---------- Stored records

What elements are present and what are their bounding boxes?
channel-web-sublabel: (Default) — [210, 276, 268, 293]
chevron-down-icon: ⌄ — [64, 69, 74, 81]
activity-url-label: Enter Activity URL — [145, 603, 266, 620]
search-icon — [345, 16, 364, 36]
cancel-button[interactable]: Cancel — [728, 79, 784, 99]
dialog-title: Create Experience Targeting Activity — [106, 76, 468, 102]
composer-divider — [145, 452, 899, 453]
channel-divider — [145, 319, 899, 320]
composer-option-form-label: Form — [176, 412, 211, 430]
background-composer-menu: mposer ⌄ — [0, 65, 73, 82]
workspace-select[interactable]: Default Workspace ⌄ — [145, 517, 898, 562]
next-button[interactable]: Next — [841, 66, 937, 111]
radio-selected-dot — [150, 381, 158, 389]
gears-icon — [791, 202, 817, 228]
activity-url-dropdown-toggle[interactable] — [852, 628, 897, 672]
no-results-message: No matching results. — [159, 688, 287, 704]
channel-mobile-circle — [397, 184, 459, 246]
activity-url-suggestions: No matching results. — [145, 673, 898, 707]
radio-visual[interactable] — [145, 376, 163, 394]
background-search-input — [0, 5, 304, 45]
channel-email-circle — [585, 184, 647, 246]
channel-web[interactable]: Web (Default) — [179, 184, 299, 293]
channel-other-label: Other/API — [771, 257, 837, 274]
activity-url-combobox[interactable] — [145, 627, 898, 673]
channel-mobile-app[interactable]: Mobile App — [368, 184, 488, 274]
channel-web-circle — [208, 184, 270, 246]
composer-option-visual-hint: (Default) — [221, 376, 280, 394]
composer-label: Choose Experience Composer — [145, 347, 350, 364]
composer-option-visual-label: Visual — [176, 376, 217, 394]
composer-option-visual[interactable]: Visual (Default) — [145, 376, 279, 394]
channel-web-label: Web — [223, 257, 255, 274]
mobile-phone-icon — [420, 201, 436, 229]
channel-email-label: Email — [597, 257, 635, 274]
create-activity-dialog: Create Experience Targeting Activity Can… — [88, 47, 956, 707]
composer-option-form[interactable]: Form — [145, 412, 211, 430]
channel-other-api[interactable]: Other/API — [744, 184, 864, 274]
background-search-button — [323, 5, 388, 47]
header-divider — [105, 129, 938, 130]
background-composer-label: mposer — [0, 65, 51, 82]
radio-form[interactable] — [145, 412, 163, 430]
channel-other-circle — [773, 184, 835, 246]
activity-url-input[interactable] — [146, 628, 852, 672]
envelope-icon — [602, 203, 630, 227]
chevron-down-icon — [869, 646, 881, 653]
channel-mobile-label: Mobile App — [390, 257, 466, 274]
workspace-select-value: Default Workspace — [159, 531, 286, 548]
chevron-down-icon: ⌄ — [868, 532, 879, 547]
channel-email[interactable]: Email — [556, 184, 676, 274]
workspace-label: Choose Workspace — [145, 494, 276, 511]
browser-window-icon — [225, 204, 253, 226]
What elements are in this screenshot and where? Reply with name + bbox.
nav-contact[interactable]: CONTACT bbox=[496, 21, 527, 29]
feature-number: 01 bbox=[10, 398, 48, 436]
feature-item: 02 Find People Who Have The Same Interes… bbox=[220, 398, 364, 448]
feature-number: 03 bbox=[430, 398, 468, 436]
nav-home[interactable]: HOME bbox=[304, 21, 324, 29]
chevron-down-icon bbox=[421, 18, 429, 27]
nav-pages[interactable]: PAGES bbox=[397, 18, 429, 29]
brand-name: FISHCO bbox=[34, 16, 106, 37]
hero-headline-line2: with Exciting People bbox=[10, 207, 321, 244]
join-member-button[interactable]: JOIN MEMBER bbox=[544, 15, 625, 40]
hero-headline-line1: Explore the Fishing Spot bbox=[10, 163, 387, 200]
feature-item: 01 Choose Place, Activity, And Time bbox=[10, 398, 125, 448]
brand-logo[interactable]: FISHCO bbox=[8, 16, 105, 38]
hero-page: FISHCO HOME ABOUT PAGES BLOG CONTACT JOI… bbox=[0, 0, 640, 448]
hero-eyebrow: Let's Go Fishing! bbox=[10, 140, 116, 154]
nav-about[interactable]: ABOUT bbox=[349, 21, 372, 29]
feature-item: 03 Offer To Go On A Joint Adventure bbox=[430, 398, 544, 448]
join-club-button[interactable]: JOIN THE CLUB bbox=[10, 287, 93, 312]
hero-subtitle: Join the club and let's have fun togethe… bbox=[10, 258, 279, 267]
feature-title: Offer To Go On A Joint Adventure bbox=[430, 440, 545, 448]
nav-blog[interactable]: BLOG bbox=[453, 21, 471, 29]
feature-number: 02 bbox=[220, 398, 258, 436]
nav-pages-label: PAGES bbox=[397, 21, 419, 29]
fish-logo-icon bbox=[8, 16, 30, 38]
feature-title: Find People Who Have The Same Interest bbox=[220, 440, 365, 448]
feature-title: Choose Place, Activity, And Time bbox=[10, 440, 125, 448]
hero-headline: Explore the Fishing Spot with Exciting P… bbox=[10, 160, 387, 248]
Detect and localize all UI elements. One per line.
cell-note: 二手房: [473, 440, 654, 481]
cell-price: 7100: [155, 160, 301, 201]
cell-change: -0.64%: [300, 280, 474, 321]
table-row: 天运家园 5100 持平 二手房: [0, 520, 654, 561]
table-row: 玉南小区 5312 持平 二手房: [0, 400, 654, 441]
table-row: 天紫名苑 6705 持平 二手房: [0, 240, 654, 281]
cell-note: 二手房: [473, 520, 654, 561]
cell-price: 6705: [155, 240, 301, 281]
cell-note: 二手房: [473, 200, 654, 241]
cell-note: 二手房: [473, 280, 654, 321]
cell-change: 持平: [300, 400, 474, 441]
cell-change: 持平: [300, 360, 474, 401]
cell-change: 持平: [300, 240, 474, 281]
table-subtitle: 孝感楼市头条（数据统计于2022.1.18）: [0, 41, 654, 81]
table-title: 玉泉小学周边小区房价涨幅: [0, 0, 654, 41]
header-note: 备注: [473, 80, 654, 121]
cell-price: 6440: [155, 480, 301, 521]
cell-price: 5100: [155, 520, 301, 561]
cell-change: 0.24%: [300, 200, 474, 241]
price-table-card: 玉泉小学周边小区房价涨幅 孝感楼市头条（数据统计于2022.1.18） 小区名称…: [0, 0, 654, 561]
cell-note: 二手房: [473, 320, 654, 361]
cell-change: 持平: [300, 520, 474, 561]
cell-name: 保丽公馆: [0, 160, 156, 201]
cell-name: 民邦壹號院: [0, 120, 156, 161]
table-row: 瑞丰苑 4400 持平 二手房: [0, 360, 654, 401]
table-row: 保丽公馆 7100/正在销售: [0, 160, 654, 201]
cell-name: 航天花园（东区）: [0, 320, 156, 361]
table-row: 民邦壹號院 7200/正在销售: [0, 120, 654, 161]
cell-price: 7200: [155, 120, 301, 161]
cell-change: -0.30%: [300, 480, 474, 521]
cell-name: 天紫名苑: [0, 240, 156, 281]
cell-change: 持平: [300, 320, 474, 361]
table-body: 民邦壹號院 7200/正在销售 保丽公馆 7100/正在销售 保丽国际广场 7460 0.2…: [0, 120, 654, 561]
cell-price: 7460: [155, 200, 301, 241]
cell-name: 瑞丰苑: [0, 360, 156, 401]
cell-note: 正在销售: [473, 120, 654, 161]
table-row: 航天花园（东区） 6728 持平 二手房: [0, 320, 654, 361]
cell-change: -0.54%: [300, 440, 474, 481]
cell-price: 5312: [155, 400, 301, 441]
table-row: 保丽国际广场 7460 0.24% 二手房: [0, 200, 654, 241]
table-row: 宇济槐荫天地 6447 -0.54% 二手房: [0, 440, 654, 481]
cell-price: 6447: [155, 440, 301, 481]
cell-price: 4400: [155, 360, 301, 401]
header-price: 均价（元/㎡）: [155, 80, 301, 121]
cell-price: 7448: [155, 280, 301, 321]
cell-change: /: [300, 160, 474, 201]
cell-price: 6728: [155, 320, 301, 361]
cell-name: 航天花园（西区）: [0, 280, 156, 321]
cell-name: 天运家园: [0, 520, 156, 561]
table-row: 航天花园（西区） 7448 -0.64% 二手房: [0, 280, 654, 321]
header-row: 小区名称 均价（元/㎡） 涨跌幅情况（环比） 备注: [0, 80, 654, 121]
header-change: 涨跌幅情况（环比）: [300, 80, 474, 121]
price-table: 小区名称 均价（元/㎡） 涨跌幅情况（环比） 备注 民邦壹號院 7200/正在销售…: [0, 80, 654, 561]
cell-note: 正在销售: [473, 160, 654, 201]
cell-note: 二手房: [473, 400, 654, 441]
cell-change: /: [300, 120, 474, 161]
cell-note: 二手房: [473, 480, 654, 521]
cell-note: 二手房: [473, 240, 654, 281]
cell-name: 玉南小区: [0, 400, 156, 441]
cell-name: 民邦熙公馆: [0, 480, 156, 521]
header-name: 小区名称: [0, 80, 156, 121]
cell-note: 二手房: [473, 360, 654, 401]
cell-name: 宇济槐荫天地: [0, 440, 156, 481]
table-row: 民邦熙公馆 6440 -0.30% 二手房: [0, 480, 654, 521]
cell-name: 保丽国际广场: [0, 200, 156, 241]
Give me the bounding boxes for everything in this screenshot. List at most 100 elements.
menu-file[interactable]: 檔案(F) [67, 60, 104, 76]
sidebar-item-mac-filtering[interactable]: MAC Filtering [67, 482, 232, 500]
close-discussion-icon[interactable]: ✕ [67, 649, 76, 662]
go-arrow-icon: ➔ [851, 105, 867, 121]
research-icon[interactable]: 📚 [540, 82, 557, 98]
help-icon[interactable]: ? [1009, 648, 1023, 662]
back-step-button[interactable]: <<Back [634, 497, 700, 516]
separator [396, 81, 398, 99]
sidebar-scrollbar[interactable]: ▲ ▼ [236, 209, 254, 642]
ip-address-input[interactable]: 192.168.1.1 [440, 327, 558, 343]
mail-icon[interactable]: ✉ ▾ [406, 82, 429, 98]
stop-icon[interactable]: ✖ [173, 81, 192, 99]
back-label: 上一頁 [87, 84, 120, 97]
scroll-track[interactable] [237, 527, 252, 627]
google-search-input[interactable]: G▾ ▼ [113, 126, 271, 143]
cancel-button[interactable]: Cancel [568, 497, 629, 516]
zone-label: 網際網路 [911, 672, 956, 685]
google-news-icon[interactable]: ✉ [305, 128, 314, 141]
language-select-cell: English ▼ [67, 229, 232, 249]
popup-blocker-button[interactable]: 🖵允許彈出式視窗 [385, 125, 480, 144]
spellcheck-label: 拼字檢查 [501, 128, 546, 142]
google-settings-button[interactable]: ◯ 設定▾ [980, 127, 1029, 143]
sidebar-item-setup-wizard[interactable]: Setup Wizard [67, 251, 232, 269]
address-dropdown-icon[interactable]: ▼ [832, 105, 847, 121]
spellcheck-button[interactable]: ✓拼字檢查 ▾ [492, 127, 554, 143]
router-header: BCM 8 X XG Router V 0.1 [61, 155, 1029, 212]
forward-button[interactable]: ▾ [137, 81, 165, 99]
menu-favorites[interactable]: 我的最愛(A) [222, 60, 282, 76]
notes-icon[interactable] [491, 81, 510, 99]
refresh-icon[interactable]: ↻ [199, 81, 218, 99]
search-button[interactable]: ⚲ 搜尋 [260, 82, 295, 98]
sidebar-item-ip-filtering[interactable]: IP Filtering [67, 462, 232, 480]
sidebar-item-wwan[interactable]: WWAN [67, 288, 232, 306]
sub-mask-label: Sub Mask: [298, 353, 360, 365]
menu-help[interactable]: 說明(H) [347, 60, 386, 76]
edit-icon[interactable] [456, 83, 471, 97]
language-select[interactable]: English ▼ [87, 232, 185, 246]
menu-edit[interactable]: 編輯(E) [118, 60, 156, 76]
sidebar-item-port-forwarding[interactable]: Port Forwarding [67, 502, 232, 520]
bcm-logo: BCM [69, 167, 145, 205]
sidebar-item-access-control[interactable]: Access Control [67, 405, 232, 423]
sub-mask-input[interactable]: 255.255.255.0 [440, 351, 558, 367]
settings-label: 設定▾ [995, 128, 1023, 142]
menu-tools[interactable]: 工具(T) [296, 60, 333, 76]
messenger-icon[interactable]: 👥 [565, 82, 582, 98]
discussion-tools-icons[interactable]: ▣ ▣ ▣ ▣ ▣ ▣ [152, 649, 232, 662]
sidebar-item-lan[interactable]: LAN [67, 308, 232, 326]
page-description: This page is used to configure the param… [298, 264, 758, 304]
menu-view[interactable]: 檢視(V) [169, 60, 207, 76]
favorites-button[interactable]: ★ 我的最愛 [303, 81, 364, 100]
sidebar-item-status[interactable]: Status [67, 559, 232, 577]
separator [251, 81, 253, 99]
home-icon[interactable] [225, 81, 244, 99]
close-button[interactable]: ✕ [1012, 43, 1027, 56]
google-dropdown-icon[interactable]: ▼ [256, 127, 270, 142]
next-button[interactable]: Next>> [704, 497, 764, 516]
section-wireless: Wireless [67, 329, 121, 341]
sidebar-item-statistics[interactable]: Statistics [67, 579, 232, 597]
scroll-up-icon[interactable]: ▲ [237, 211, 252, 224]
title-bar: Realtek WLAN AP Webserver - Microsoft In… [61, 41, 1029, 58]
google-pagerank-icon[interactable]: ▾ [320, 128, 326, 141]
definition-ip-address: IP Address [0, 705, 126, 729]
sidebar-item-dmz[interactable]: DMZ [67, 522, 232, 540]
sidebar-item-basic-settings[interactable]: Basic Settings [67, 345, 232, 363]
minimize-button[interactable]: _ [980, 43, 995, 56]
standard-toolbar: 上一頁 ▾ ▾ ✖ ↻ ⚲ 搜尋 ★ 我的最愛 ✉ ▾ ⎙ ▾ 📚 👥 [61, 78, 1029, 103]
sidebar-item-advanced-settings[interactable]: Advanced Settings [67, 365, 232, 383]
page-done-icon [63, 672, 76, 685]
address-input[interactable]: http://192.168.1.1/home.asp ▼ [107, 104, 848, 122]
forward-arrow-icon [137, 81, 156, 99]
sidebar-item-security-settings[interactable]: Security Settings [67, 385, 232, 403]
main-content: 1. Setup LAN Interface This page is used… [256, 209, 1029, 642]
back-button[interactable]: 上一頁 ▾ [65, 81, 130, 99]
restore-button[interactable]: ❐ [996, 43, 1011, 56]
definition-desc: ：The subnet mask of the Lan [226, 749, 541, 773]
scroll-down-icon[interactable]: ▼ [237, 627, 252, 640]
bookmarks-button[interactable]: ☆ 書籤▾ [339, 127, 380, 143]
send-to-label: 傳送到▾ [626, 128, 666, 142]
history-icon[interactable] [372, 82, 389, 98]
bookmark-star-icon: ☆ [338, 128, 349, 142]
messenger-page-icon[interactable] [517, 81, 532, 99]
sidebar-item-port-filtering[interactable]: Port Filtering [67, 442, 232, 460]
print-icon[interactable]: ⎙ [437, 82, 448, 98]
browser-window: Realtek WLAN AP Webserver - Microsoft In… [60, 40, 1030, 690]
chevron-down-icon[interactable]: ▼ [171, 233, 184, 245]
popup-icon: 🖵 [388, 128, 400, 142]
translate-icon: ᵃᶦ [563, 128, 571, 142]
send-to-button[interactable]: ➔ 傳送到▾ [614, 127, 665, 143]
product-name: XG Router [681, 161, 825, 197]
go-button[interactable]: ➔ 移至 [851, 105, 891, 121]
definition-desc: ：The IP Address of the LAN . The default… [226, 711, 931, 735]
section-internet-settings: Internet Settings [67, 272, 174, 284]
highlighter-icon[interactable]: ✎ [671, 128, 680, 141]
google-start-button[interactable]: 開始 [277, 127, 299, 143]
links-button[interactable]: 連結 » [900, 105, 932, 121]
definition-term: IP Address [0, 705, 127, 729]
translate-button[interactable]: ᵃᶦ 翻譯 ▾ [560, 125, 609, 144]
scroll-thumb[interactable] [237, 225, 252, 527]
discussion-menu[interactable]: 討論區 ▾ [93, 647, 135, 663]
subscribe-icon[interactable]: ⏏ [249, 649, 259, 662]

--------------------

**Work to complete:**
Write out the data from the start through the line with "workspace-select[interactable]: Default Workspace", switching "Enter Activity URL" to "Type Activity URL". Keep everything else unchanged.

**Complete output:**
What elements are present and what are their bounding boxes?
channel-web-sublabel: (Default) — [210, 276, 268, 293]
chevron-down-icon: ⌄ — [64, 69, 74, 81]
activity-url-label: Type Activity URL — [145, 603, 266, 620]
search-icon — [345, 16, 364, 36]
cancel-button[interactable]: Cancel — [728, 79, 784, 99]
dialog-title: Create Experience Targeting Activity — [106, 76, 468, 102]
composer-divider — [145, 452, 899, 453]
channel-divider — [145, 319, 899, 320]
composer-option-form-label: Form — [176, 412, 211, 430]
background-composer-menu: mposer ⌄ — [0, 65, 73, 82]
workspace-select[interactable]: Default Workspace ⌄ — [145, 517, 898, 562]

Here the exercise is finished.